» **Your instructions**
Each entry below must be repeated word for word.

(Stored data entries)
<<<<
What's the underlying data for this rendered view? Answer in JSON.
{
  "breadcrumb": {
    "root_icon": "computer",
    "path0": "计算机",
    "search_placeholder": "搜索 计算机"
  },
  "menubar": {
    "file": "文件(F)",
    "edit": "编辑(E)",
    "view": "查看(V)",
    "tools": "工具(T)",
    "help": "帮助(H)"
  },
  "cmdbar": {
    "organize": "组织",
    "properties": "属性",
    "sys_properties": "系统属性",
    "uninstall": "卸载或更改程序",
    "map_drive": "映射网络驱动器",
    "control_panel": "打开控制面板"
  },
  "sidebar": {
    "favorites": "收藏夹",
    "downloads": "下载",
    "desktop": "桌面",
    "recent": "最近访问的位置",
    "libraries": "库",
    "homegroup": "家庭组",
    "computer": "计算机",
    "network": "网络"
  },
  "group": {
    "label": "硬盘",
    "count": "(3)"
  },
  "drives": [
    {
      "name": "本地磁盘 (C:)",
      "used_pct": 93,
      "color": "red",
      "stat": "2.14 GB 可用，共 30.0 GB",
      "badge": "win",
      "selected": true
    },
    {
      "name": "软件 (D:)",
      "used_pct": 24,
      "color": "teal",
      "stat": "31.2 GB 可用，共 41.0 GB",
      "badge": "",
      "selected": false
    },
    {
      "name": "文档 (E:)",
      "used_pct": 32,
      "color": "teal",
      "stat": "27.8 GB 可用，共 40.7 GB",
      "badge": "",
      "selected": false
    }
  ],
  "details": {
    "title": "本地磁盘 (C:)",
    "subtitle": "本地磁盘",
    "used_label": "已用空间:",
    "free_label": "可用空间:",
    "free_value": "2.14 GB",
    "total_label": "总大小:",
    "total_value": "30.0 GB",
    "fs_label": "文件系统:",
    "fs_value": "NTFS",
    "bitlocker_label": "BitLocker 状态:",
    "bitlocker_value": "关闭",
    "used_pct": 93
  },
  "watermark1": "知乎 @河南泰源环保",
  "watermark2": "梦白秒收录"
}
>>>>
» **Full answer**
What's the underlying data for this rendered view? Answer in JSON.
{
  "breadcrumb": {
    "root_icon": "computer",
    "path0": "计算机",
    "search_placeholder": "搜索 计算机"
  },
  "menubar": {
    "file": "文件(F)",
    "edit": "编辑(E)",
    "view": "查看(V)",
    "tools": "工具(T)",
    "help": "帮助(H)"
  },
  "cmdbar": {
    "organize": "组织",
    "properties": "属性",
    "sys_properties": "系统属性",
    "uninstall": "卸载或更改程序",
    "map_drive": "映射网络驱动器",
    "control_panel": "打开控制面板"
  },
  "sidebar": {
    "favorites": "收藏夹",
    "downloads": "下载",
    "desktop": "桌面",
    "recent": "最近访问的位置",
    "libraries": "库",
    "homegroup": "家庭组",
    "computer": "计算机",
    "network": "网络"
  },
  "group": {
    "label": "硬盘",
    "count": "(3)"
  },
  "drives": [
    {
      "name": "本地磁盘 (C:)",
      "used_pct": 93,
      "color": "red",
      "stat": "2.14 GB 可用，共 30.0 GB",
      "badge": "win",
      "selected": true
    },
    {
      "name": "软件 (D:)",
      "used_pct": 24,
      "color": "teal",
      "stat": "31.2 GB 可用，共 41.0 GB",
      "badge": "",
      "selected": false
    },
    {
      "name": "文档 (E:)",
      "used_pct": 32,
      "color": "teal",
      "stat": "27.8 GB 可用，共 40.7 GB",
      "badge": "",
      "selected": false
    }
  ],
  "details": {
    "title": "本地磁盘 (C:)",
    "subtitle": "本地磁盘",
    "used_label": "已用空间:",
    "free_label": "可用空间:",
    "free_value": "2.14 GB",
    "total_label": "总大小:",
    "total_value": "30.0 GB",
    "fs_label": "文件系统:",
    "fs_value": "NTFS",
    "bitlocker_label": "BitLocker 状态:",
    "bitlocker_value": "关闭",
    "used_pct": 93
  },
  "watermark1": "知乎 @河南泰源环保",
  "watermark2": "梦白秒收录"
}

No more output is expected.